▶ _Document excerpt_
===
As we can see from the first 15 lines, the document seems to be properly formatted. This allows to find and obtain the information of interest using regular expressions.
Some of the required information can be already seen in the first 10 lines, such as the grant_id as a combination of the data under `<country>` and `<doc-number>` tags, and what it seems to be a code for patent_kind under the `<kind>` tag.

From the previous result we see the string `<?xml version="1.0" encoding="UTF-8"?>` at the beggining of a given section of a particular patent grant data. Further inspection of the file using text editors confirmed that each particular section of patent grant data in fact starts with this. Hence, this string is a good candidate for splitting the input file to separate in different items the patents data.

In order to separate each patent data in items in a list, the following was performed:

In [3]:
# Opening the input data file
# File is read as a large string, then the '\n' character is eliminated to facilitate the use of regular expressions.
# Finally the string file is split, separating each patent grant in a single element in a list.

file_handler = open('Group135.txt', mode = 'r')
input_file = file_handler.read().replace('\n', '')
file_handler.close()
===
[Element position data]
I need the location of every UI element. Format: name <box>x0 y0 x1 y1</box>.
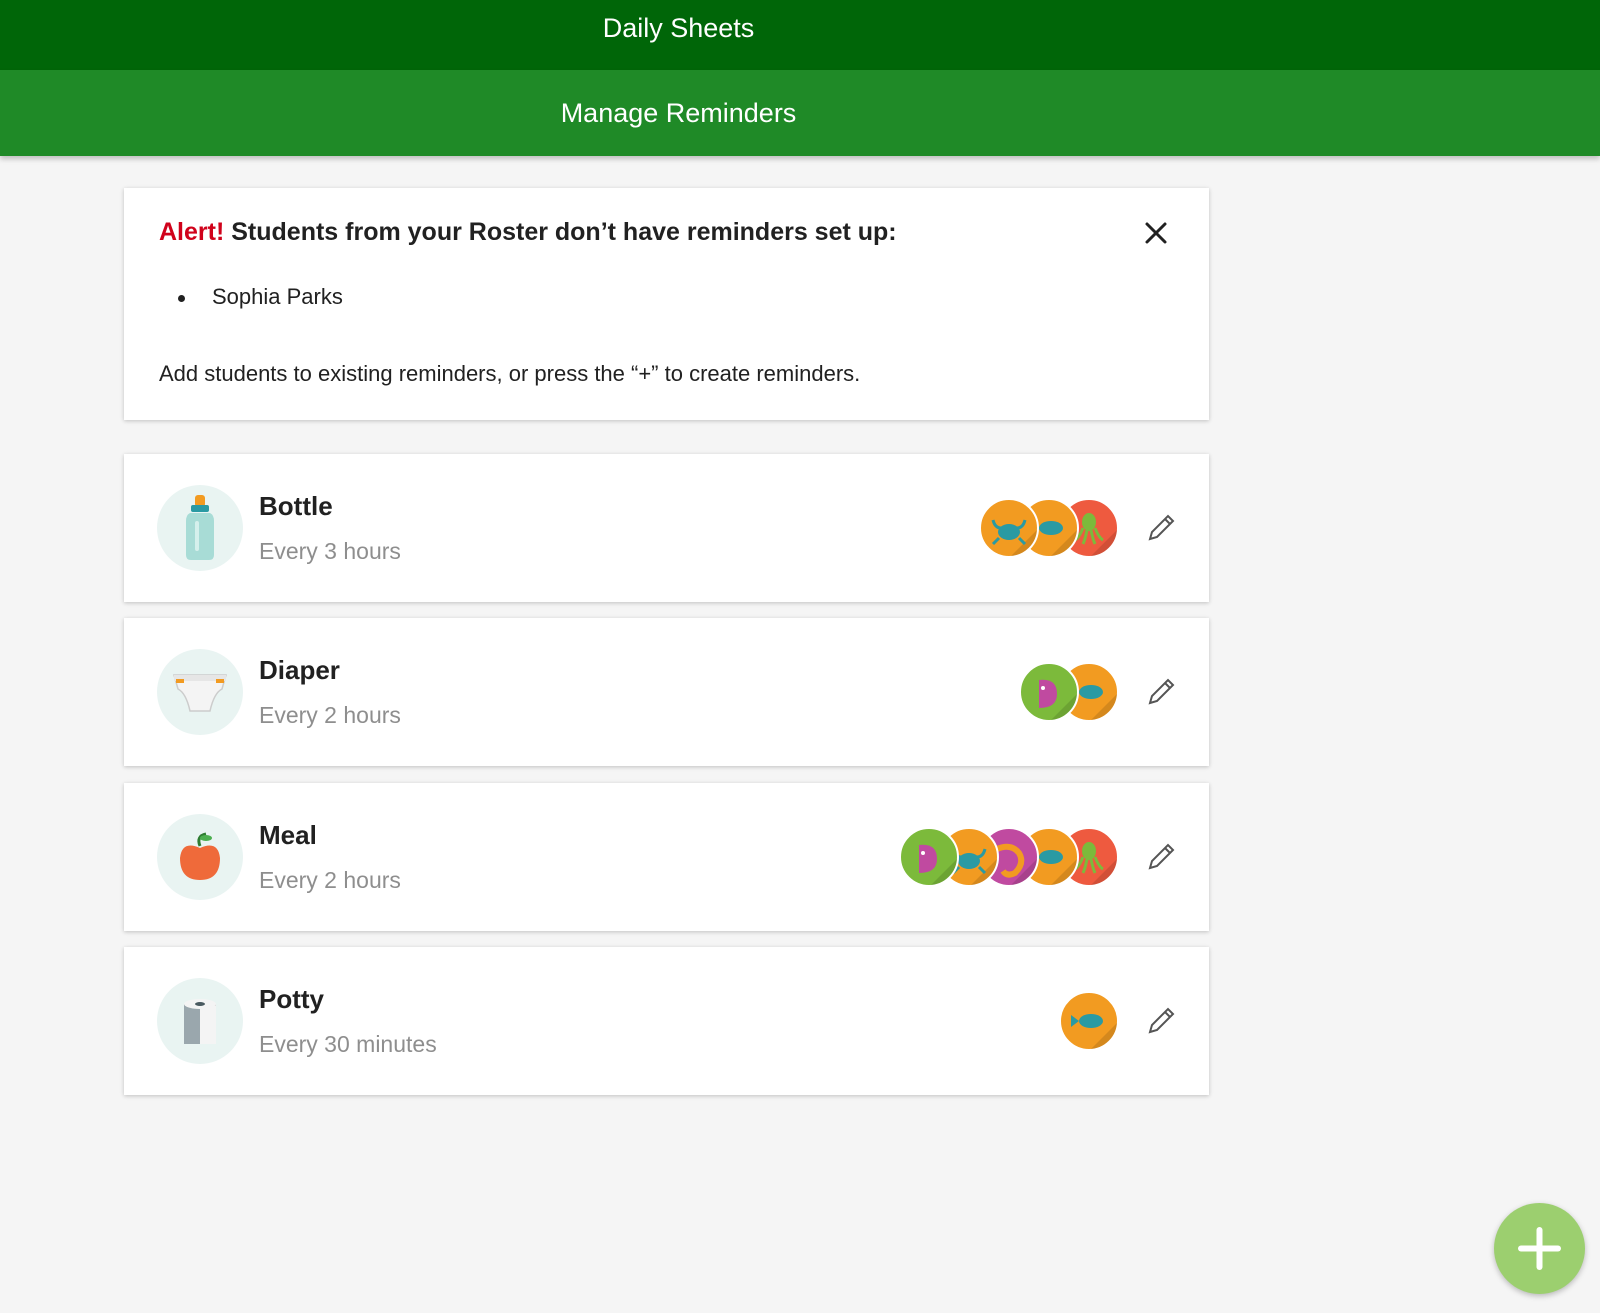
edit-reminder-button[interactable] <box>1144 675 1178 709</box>
reminder-frequency: Every 2 hours <box>259 702 401 728</box>
reminder-name: Potty <box>259 984 324 1014</box>
student-avatars <box>1019 662 1119 722</box>
apple-icon <box>157 814 243 900</box>
missing-student-item: Sophia Parks <box>159 284 343 310</box>
edit-reminder-button[interactable] <box>1144 840 1178 874</box>
reminder-card-diaper[interactable]: Diaper Every 2 hours <box>124 618 1209 766</box>
reminder-card-potty[interactable]: Potty Every 30 minutes <box>124 947 1209 1095</box>
page-header: Manage Reminders <box>0 70 1600 156</box>
app-bar: Daily Sheets <box>0 0 1600 70</box>
bullet <box>178 294 185 302</box>
add-reminder-button[interactable] <box>1494 1203 1585 1294</box>
pencil-icon <box>1148 514 1175 541</box>
diaper-icon <box>157 649 243 735</box>
edit-reminder-button[interactable] <box>1144 511 1178 545</box>
reminder-card-bottle[interactable]: Bottle Every 3 hours <box>124 454 1209 602</box>
reminder-card-meal[interactable]: Meal Every 2 hours <box>124 783 1209 931</box>
app-title: Daily Sheets <box>602 13 755 43</box>
alert-message: Students from your Roster don’t have rem… <box>231 218 897 246</box>
bottle-icon <box>157 485 243 571</box>
reminder-name: Diaper <box>259 655 340 685</box>
reminder-name: Meal <box>259 820 317 850</box>
edit-reminder-button[interactable] <box>1144 1004 1178 1038</box>
close-alert-button[interactable] <box>1141 218 1171 248</box>
fish-avatar <box>1059 991 1119 1051</box>
close-icon <box>1145 222 1167 244</box>
pink-fish-avatar <box>1019 662 1079 722</box>
reminder-name: Bottle <box>259 491 333 521</box>
alert-note: Add students to existing reminders, or p… <box>159 361 861 386</box>
student-avatars <box>1059 991 1119 1051</box>
pencil-icon <box>1148 678 1175 705</box>
roster-alert-card: Alert! Students from your Roster don’t h… <box>124 188 1209 420</box>
reminder-frequency: Every 2 hours <box>259 867 401 893</box>
toilet-paper-icon <box>157 978 243 1064</box>
student-name: Sophia Parks <box>212 284 343 309</box>
alert-heading: Alert! Students from your Roster don’t h… <box>159 218 897 247</box>
pink-fish-avatar <box>899 827 959 887</box>
crab-avatar <box>979 498 1039 558</box>
pencil-icon <box>1148 843 1175 870</box>
reminder-frequency: Every 30 minutes <box>259 1031 437 1057</box>
page-title: Manage Reminders <box>560 98 797 128</box>
reminder-frequency: Every 3 hours <box>259 538 401 564</box>
student-avatars <box>899 827 1119 887</box>
student-avatars <box>979 498 1119 558</box>
plus-icon <box>1518 1227 1561 1270</box>
alert-label: Alert! <box>159 218 225 246</box>
pencil-icon <box>1148 1007 1175 1034</box>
===
▶ _Requests_
(A) According to the patent-parsing excerpt, what string appears at the beginning of each section of patent grant data?
(B) List every tag that the patent-parsing excerpt identifies as holding data for grant_id or patent_kind.
(C) Continue the patent-parsing excerpt from the point at which it stops.

▶ _Exercise responses_
(A) `<?xml version="1.0" encoding="UTF-8"?>`

(B) `<country>`, `<doc-number>`, `<kind>`

(C)
data = input_file.split('<?xml version="1.0" encoding="UTF-8"?>')[1:]

## Parsing Group135.txt File

Making use of text editors and sample output files provided, the location and xml tags for every feature of interest were identified. Then, a general approach was applied to extract the desired data:
1. Extracting a smaller section of the whole patent text where the data of interest is nested.
2. Extracting the data of interest.
3. Performing some data manipulation to get to the desired format, according to the sample files.

Extracting a smaller section of the text prior to get the actual data (step 1) was done in order to avoid the regular expressions extracting unwanted data under the same tag structure from wrong sections of the patent grant data.

### grant_id feature
The grant_id data was found nested inside `<publication-reference>` tag, specifically as a combination of the data under `<country>` and `<doc-number>` tags. Given so, the general approach was applied and a function `getGrantId` was defined for extracting the wanted data. The function returns a string where country and doc-number are concatenated.
Regex captures 2 groups of the grant_id: a 'letter part' which is in between `<country>` and `</co` tags and a 'numeric part' in between the `</co.+?number>(.+?)</doc` pattern. Then both groups are joined into one ID.

In [4]:
# Function to generate grant_id data
def getGrantId(data):
    # Extracting desired sub section of text
    section_pattern = r'<publication-reference.+?>.+?</publication-reference>' 
    text_section = re.findall(section_pattern, data)
    
    # Extracting wanted data
    grant_id_pattern = r'<country>(.+?)</co.+?number>(.+?)</doc'
    grant_id = re.findall(grant_id_pattern, ''.join(text_section))
    grant_id = ''.join(grant_id[0]) # Convert output list of tuples into string
    return str(grant_id)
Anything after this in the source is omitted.